(Instruction): Copy, from the entries below, each line where the word "icon" can be found.

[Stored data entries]
┏━━

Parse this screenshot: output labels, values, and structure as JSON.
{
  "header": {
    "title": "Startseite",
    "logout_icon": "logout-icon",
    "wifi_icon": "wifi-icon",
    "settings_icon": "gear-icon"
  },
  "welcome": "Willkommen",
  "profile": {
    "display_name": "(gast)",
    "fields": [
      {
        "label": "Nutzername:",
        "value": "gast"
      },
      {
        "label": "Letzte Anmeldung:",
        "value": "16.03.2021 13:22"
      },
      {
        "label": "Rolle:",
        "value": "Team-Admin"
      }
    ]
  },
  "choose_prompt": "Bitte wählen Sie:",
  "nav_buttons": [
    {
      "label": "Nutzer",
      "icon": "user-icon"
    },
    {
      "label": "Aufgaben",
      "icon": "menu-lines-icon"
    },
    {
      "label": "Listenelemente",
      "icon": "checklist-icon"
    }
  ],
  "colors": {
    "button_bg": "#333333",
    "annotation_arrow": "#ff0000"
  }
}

┗━━

(Expected answer):
    "logout_icon": "logout-icon",
    "wifi_icon": "wifi-icon",
    "settings_icon": "gear-icon"
      "icon": "user-icon"
      "icon": "menu-lines-icon"
      "icon": "checklist-icon"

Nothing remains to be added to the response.